● **Dataset**
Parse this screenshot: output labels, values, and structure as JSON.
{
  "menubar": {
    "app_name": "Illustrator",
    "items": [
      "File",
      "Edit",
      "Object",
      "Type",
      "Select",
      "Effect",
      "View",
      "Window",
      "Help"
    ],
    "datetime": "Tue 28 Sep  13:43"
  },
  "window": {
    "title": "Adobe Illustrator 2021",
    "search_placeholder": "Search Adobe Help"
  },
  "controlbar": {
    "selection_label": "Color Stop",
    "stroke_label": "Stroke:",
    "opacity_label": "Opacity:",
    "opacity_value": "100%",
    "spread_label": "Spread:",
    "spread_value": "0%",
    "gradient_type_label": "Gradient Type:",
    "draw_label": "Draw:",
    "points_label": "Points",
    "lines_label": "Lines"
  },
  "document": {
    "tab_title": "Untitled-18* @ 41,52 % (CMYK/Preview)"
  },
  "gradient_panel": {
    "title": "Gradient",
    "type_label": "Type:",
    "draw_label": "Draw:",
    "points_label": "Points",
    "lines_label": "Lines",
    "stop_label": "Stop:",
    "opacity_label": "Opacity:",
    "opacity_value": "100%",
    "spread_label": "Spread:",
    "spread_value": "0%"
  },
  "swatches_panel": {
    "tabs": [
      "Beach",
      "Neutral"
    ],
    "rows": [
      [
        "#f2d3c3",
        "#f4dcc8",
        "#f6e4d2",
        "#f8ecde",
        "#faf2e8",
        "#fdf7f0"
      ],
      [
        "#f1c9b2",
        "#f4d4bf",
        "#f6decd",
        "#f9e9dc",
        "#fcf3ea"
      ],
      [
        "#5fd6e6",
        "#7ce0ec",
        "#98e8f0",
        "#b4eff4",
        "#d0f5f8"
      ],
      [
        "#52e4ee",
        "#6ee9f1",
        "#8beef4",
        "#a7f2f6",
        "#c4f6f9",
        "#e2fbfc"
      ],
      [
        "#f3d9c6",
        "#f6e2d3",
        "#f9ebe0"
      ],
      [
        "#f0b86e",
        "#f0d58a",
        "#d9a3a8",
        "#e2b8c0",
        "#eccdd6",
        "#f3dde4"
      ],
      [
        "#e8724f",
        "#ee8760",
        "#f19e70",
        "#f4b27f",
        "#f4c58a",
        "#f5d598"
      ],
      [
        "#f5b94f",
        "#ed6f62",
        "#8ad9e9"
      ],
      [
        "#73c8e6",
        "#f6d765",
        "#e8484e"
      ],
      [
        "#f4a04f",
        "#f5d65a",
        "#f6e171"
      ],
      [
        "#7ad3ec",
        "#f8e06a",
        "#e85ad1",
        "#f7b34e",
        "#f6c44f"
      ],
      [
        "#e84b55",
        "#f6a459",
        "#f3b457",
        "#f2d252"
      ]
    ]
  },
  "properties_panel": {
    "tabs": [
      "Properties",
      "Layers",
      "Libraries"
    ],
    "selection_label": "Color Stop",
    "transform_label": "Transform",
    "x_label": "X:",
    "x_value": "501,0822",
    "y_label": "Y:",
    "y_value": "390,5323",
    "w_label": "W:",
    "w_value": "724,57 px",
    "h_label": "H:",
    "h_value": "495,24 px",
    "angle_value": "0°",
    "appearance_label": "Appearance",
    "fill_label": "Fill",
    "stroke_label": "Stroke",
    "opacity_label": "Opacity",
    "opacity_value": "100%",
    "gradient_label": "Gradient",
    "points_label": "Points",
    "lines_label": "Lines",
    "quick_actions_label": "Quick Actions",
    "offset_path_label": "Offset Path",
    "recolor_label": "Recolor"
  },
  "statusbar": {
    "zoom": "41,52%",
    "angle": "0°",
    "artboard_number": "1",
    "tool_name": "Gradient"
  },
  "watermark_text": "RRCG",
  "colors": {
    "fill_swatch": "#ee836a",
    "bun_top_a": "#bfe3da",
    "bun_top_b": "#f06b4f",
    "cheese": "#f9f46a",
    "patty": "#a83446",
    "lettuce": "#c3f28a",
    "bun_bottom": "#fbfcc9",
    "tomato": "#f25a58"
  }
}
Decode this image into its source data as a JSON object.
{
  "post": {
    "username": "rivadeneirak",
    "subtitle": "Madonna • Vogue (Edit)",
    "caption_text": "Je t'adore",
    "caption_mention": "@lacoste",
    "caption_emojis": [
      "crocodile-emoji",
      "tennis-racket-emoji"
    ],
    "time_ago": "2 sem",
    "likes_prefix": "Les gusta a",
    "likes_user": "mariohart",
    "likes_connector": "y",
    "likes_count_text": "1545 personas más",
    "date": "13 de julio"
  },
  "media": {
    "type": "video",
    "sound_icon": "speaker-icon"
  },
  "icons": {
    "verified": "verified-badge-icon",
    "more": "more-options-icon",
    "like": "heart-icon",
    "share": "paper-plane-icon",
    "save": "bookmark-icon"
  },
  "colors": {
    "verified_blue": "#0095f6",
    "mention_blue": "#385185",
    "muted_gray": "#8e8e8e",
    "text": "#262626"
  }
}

● **Task brief**
Write out all the lines again, exactly as they are.

● **Result for this exercise**
Parse this screenshot: output labels, values, and structure as JSON.
{
  "menubar": {
    "app_name": "Illustrator",
    "items": [
      "File",
      "Edit",
      "Object",
      "Type",
      "Select",
      "Effect",
      "View",
      "Window",
      "Help"
    ],
    "datetime": "Tue 28 Sep  13:43"
  },
  "window": {
    "title": "Adobe Illustrator 2021",
    "search_placeholder": "Search Adobe Help"
  },
  "controlbar": {
    "selection_label": "Color Stop",
    "stroke_label": "Stroke:",
    "opacity_label": "Opacity:",
    "opacity_value": "100%",
    "spread_label": "Spread:",
    "spread_value": "0%",
    "gradient_type_label": "Gradient Type:",
    "draw_label": "Draw:",
    "points_label": "Points",
    "lines_label": "Lines"
  },
  "document": {
    "tab_title": "Untitled-18* @ 41,52 % (CMYK/Preview)"
  },
  "gradient_panel": {
    "title": "Gradient",
    "type_label": "Type:",
    "draw_label": "Draw:",
    "points_label": "Points",
    "lines_label": "Lines",
    "stop_label": "Stop:",
    "opacity_label": "Opacity:",
    "opacity_value": "100%",
    "spread_label": "Spread:",
    "spread_value": "0%"
  },
  "swatches_panel": {
    "tabs": [
      "Beach",
      "Neutral"
    ],
    "rows": [
      [
        "#f2d3c3",
        "#f4dcc8",
        "#f6e4d2",
        "#f8ecde",
        "#faf2e8",
        "#fdf7f0"
      ],
      [
        "#f1c9b2",
        "#f4d4bf",
        "#f6decd",
        "#f9e9dc",
        "#fcf3ea"
      ],
      [
        "#5fd6e6",
        "#7ce0ec",
        "#98e8f0",
        "#b4eff4",
        "#d0f5f8"
      ],
      [
        "#52e4ee",
        "#6ee9f1",
        "#8beef4",
        "#a7f2f6",
        "#c4f6f9",
        "#e2fbfc"
      ],
      [
        "#f3d9c6",
        "#f6e2d3",
        "#f9ebe0"
      ],
      [
        "#f0b86e",
        "#f0d58a",
        "#d9a3a8",
        "#e2b8c0",
        "#eccdd6",
        "#f3dde4"
      ],
      [
        "#e8724f",
        "#ee8760",
        "#f19e70",
        "#f4b27f",
        "#f4c58a",
        "#f5d598"
      ],
      [
        "#f5b94f",
        "#ed6f62",
        "#8ad9e9"
      ],
      [
        "#73c8e6",
        "#f6d765",
        "#e8484e"
      ],
      [
        "#f4a04f",
        "#f5d65a",
        "#f6e171"
      ],
      [
        "#7ad3ec",
        "#f8e06a",
        "#e85ad1",
        "#f7b34e",
        "#f6c44f"
      ],
      [
        "#e84b55",
        "#f6a459",
        "#f3b457",
        "#f2d252"
      ]
    ]
  },
  "properties_panel": {
    "tabs": [
      "Properties",
      "Layers",
      "Libraries"
    ],
    "selection_label": "Color Stop",
    "transform_label": "Transform",
    "x_label": "X:",
    "x_value": "501,0822",
    "y_label": "Y:",
    "y_value": "390,5323",
    "w_label": "W:",
    "w_value": "724,57 px",
    "h_label": "H:",
    "h_value": "495,24 px",
    "angle_value": "0°",
    "appearance_label": "Appearance",
    "fill_label": "Fill",
    "stroke_label": "Stroke",
    "opacity_label": "Opacity",
    "opacity_value": "100%",
    "gradient_label": "Gradient",
    "points_label": "Points",
    "lines_label": "Lines",
    "quick_actions_label": "Quick Actions",
    "offset_path_label": "Offset Path",
    "recolor_label": "Recolor"
  },
  "statusbar": {
    "zoom": "41,52%",
    "angle": "0°",
    "artboard_number": "1",
    "tool_name": "Gradient"
  },
  "watermark_text": "RRCG",
  "colors": {
    "fill_swatch": "#ee836a",
    "bun_top_a": "#bfe3da",
    "bun_top_b": "#f06b4f",
    "cheese": "#f9f46a",
    "patty": "#a83446",
    "lettuce": "#c3f28a",
    "bun_bottom": "#fbfcc9",
    "tomato": "#f25a58"
  }
}
Decode this image into its source data as a JSON object.
{
  "post": {
    "username": "rivadeneirak",
    "subtitle": "Madonna • Vogue (Edit)",
    "caption_text": "Je t'adore",
    "caption_mention": "@lacoste",
    "caption_emojis": [
      "crocodile-emoji",
      "tennis-racket-emoji"
    ],
    "time_ago": "2 sem",
    "likes_prefix": "Les gusta a",
    "likes_user": "mariohart",
    "likes_connector": "y",
    "likes_count_text": "1545 personas más",
    "date": "13 de julio"
  },
  "media": {
    "type": "video",
    "sound_icon": "speaker-icon"
  },
  "icons": {
    "verified": "verified-badge-icon",
    "more": "more-options-icon",
    "like": "heart-icon",
    "share": "paper-plane-icon",
    "save": "bookmark-icon"
  },
  "colors": {
    "verified_blue": "#0095f6",
    "mention_blue": "#385185",
    "muted_gray": "#8e8e8e",
    "text": "#262626"
  }
}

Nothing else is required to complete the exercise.